Copy each entry as it stands, leaving nothing out.

:: EXERCISE INPUT ::

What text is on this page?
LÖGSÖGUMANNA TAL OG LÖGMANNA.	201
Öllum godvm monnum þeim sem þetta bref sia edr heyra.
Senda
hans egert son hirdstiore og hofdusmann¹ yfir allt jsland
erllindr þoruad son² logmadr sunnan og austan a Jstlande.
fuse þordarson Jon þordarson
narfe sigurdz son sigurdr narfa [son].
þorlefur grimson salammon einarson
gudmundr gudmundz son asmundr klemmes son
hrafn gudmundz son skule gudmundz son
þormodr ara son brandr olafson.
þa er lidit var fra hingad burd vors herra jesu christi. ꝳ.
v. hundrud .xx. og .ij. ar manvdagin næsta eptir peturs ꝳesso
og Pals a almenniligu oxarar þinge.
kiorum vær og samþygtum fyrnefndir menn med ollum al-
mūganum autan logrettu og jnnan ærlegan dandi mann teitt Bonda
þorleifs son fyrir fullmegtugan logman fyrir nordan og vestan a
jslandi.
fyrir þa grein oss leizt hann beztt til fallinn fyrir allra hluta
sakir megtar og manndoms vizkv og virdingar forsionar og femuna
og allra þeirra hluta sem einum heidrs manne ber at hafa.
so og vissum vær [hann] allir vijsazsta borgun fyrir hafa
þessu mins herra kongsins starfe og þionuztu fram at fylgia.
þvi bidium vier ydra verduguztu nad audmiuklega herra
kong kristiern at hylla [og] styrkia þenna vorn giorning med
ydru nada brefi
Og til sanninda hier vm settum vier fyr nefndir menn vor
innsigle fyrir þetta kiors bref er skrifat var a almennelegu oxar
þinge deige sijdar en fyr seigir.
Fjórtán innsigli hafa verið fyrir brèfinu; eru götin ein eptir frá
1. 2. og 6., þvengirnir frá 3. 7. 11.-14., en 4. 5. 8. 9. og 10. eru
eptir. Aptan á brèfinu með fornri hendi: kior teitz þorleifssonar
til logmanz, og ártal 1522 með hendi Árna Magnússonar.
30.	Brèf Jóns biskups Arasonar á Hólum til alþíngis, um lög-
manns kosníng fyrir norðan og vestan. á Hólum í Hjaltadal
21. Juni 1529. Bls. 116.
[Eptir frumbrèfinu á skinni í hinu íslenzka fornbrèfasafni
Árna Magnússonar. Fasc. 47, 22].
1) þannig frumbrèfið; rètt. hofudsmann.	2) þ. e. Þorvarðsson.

:::

CORRECT RESPONSE |
What text is on this page?
LÖGSÖGUMANNA TAL OG LÖGMANNA.	201
Öllum godvm monnum þeim sem þetta bref sia edr heyra.
Senda
hans egert son hirdstiore og hofdusmann¹ yfir allt jsland
erllindr þoruad son² logmadr sunnan og austan a Jstlande.
fuse þordarson Jon þordarson
narfe sigurdz son sigurdr narfa [son].
þorlefur grimson salammon einarson
gudmundr gudmundz son asmundr klemmes son
hrafn gudmundz son skule gudmundz son
þormodr ara son brandr olafson.
þa er lidit var fra hingad burd vors herra jesu christi. ꝳ.
v. hundrud .xx. og .ij. ar manvdagin næsta eptir peturs ꝳesso
og Pals a almenniligu oxarar þinge.
kiorum vær og samþygtum fyrnefndir menn med ollum al-
mūganum autan logrettu og jnnan ærlegan dandi mann teitt Bonda
þorleifs son fyrir fullmegtugan logman fyrir nordan og vestan a
jslandi.
fyrir þa grein oss leizt hann beztt til fallinn fyrir allra hluta
sakir megtar og manndoms vizkv og virdingar forsionar og femuna
og allra þeirra hluta sem einum heidrs manne ber at hafa.
so og vissum vær [hann] allir vijsazsta borgun fyrir hafa
þessu mins herra kongsins starfe og þionuztu fram at fylgia.
þvi bidium vier ydra verduguztu nad audmiuklega herra
kong kristiern at hylla [og] styrkia þenna vorn giorning med
ydru nada brefi
Og til sanninda hier vm settum vier fyr nefndir menn vor
innsigle fyrir þetta kiors bref er skrifat var a almennelegu oxar
þinge deige sijdar en fyr seigir.
Fjórtán innsigli hafa verið fyrir brèfinu; eru götin ein eptir frá
1. 2. og 6., þvengirnir frá 3. 7. 11.-14., en 4. 5. 8. 9. og 10. eru
eptir. Aptan á brèfinu með fornri hendi: kior teitz þorleifssonar
til logmanz, og ártal 1522 með hendi Árna Magnússonar.
30.	Brèf Jóns biskups Arasonar á Hólum til alþíngis, um lög-
manns kosníng fyrir norðan og vestan. á Hólum í Hjaltadal
21. Juni 1529. Bls. 116.
[Eptir frumbrèfinu á skinni í hinu íslenzka fornbrèfasafni
Árna Magnússonar. Fasc. 47, 22].
1) þannig frumbrèfið; rètt. hofudsmann.	2) þ. e. Þorvarðsson.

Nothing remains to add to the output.